#### DATA SHOWN
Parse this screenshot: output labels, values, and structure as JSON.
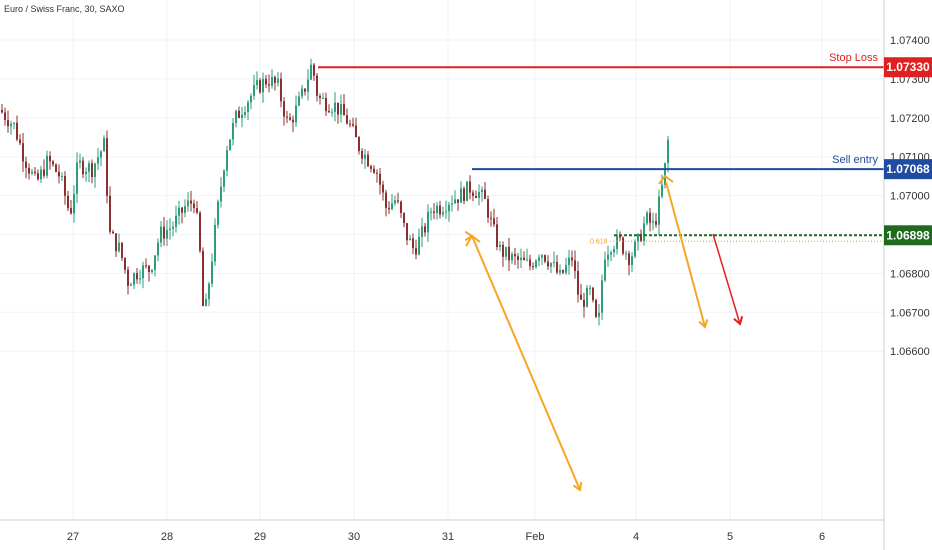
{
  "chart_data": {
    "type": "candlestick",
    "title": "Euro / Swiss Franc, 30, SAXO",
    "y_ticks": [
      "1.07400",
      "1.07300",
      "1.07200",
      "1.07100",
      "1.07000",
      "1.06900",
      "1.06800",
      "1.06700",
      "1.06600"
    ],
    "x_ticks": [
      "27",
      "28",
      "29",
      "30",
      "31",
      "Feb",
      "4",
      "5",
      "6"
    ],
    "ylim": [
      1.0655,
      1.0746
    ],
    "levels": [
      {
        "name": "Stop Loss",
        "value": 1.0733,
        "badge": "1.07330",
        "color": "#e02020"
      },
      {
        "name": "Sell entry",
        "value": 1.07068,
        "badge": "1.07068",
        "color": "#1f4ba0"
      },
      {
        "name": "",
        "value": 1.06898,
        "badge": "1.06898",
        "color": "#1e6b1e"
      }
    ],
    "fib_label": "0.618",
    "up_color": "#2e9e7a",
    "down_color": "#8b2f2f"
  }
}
########
Give back the whole listing as it stands, minus its pictures.

#### RESPONSE TO THE TASK
Parse this screenshot: output labels, values, and structure as JSON.
{
  "chart_data": {
    "type": "candlestick",
    "title": "Euro / Swiss Franc, 30, SAXO",
    "y_ticks": [
      "1.07400",
      "1.07300",
      "1.07200",
      "1.07100",
      "1.07000",
      "1.06900",
      "1.06800",
      "1.06700",
      "1.06600"
    ],
    "x_ticks": [
      "27",
      "28",
      "29",
      "30",
      "31",
      "Feb",
      "4",
      "5",
      "6"
    ],
    "ylim": [
      1.0655,
      1.0746
    ],
    "levels": [
      {
        "name": "Stop Loss",
        "value": 1.0733,
        "badge": "1.07330",
        "color": "#e02020"
      },
      {
        "name": "Sell entry",
        "value": 1.07068,
        "badge": "1.07068",
        "color": "#1f4ba0"
      },
      {
        "name": "",
        "value": 1.06898,
        "badge": "1.06898",
        "color": "#1e6b1e"
      }
    ],
    "fib_label": "0.618",
    "up_color": "#2e9e7a",
    "down_color": "#8b2f2f"
  }
}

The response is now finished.